▸ GOAL OF THE EXERCISE
Can all of these lines be returned exactly?

Dataset excerpts:
......
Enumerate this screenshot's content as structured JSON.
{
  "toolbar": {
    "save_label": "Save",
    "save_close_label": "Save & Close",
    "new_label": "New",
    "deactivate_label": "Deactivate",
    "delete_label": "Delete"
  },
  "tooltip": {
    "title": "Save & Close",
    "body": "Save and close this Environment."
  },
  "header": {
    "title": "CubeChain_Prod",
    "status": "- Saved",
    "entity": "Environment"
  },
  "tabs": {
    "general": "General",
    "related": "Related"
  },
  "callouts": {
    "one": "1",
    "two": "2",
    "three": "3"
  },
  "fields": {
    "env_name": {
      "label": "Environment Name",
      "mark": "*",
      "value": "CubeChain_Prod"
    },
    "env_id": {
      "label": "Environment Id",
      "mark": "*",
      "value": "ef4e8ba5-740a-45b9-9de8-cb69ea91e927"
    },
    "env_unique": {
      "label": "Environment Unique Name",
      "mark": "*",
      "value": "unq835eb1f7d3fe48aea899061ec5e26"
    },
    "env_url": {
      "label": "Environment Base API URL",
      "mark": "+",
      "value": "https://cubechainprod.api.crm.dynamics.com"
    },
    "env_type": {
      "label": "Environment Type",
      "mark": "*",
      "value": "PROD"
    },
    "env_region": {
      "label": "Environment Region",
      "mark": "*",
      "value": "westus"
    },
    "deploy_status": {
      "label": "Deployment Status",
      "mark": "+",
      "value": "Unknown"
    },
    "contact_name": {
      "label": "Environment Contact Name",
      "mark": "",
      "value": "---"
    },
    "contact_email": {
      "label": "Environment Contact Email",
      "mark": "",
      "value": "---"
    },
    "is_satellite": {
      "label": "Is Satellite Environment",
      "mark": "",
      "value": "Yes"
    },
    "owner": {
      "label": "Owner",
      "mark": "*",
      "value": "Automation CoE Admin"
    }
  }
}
......
▸ WRITTEN ANSWER
Enumerate this screenshot's content as structured JSON.
{
  "toolbar": {
    "save_label": "Save",
    "save_close_label": "Save & Close",
    "new_label": "New",
    "deactivate_label": "Deactivate",
    "delete_label": "Delete"
  },
  "tooltip": {
    "title": "Save & Close",
    "body": "Save and close this Environment."
  },
  "header": {
    "title": "CubeChain_Prod",
    "status": "- Saved",
    "entity": "Environment"
  },
  "tabs": {
    "general": "General",
    "related": "Related"
  },
  "callouts": {
    "one": "1",
    "two": "2",
    "three": "3"
  },
  "fields": {
    "env_name": {
      "label": "Environment Name",
      "mark": "*",
      "value": "CubeChain_Prod"
    },
    "env_id": {
      "label": "Environment Id",
      "mark": "*",
      "value": "ef4e8ba5-740a-45b9-9de8-cb69ea91e927"
    },
    "env_unique": {
      "label": "Environment Unique Name",
      "mark": "*",
      "value": "unq835eb1f7d3fe48aea899061ec5e26"
    },
    "env_url": {
      "label": "Environment Base API URL",
      "mark": "+",
      "value": "https://cubechainprod.api.crm.dynamics.com"
    },
    "env_type": {
      "label": "Environment Type",
      "mark": "*",
      "value": "PROD"
    },
    "env_region": {
      "label": "Environment Region",
      "mark": "*",
      "value": "westus"
    },
    "deploy_status": {
      "label": "Deployment Status",
      "mark": "+",
      "value": "Unknown"
    },
    "contact_name": {
      "label": "Environment Contact Name",
      "mark": "",
      "value": "---"
    },
    "contact_email": {
      "label": "Environment Contact Email",
      "mark": "",
      "value": "---"
    },
    "is_satellite": {
      "label": "Is Satellite Environment",
      "mark": "",
      "value": "Yes"
    },
    "owner": {
      "label": "Owner",
      "mark": "*",
      "value": "Automation CoE Admin"
    }
  }
}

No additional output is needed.